• TASK PROMPT: Copy out exactly every line from the line containing "Extract all readable text from this page." until the records below end, inclusive of both boundary lines.

#### DATASET ROWS

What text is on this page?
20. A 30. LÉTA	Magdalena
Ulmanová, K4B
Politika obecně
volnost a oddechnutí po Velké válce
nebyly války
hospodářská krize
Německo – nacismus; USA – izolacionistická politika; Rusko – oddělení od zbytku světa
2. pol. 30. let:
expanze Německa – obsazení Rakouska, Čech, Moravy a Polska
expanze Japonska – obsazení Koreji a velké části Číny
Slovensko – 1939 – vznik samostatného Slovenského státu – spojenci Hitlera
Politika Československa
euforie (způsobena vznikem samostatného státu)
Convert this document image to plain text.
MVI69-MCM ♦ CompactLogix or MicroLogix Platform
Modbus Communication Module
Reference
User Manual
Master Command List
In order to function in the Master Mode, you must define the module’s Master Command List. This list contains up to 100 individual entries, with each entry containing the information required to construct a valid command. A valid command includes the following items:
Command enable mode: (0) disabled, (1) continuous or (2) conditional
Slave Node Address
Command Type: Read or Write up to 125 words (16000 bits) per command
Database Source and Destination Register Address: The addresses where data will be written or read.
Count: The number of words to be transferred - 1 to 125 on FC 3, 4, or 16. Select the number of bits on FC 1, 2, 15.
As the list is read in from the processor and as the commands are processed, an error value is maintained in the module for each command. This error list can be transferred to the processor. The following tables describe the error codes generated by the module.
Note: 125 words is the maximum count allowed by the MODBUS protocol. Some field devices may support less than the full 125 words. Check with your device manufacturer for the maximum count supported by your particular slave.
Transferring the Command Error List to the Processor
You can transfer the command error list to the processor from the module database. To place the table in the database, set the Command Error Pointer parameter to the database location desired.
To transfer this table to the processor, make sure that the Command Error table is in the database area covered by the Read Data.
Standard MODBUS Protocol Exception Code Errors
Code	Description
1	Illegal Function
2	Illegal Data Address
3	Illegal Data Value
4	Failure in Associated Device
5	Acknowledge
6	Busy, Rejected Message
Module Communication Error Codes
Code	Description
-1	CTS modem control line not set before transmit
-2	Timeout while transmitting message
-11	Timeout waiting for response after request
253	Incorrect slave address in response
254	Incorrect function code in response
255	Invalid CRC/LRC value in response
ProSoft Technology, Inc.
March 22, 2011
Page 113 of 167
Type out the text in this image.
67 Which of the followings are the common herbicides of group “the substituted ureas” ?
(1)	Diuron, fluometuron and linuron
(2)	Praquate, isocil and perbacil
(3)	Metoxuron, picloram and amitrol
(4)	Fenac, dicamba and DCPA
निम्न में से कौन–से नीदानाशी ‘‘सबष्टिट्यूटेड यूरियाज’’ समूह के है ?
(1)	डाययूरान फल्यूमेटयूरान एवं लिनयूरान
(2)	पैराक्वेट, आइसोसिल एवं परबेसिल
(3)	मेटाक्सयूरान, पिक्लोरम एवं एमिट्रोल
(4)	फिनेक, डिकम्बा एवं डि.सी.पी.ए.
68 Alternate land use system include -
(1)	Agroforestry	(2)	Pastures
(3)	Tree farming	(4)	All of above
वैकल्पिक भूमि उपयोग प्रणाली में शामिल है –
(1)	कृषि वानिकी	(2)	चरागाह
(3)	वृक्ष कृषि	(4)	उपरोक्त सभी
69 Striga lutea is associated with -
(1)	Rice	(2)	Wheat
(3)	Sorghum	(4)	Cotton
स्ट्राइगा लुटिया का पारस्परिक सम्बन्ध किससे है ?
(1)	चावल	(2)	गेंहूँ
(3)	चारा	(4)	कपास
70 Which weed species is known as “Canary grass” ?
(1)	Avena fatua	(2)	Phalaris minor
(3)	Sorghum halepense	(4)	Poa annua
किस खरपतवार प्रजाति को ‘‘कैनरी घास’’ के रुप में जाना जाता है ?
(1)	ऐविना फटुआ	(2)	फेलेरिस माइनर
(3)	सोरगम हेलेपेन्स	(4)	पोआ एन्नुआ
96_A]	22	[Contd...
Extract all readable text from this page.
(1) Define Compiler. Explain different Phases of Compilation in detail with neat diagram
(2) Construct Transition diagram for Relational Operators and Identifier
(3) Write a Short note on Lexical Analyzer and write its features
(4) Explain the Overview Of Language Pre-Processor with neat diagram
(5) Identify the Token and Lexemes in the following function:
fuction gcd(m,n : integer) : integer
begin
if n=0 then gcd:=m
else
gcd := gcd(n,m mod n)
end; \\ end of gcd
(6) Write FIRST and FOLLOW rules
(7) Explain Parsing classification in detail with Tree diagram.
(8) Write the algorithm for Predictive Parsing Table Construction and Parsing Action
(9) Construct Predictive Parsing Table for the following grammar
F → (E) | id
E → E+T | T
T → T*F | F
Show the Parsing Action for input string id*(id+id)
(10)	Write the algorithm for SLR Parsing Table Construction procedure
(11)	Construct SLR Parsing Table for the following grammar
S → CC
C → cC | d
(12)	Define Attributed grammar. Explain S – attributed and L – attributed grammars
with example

########

• OUTPUT:
Extract all readable text from this page.
(1) Define Compiler. Explain different Phases of Compilation in detail with neat diagram
(2) Construct Transition diagram for Relational Operators and Identifier
(3) Write a Short note on Lexical Analyzer and write its features
(4) Explain the Overview Of Language Pre-Processor with neat diagram
(5) Identify the Token and Lexemes in the following function:
fuction gcd(m,n : integer) : integer
begin
if n=0 then gcd:=m
else
gcd := gcd(n,m mod n)
end; \\ end of gcd
(6) Write FIRST and FOLLOW rules
(7) Explain Parsing classification in detail with Tree diagram.
(8) Write the algorithm for Predictive Parsing Table Construction and Parsing Action
(9) Construct Predictive Parsing Table for the following grammar
F → (E) | id
E → E+T | T
T → T*F | F
Show the Parsing Action for input string id*(id+id)
(10)	Write the algorithm for SLR Parsing Table Construction procedure
(11)	Construct SLR Parsing Table for the following grammar
S → CC
C → cC | d
(12)	Define Attributed grammar. Explain S – attributed and L – attributed grammars
with example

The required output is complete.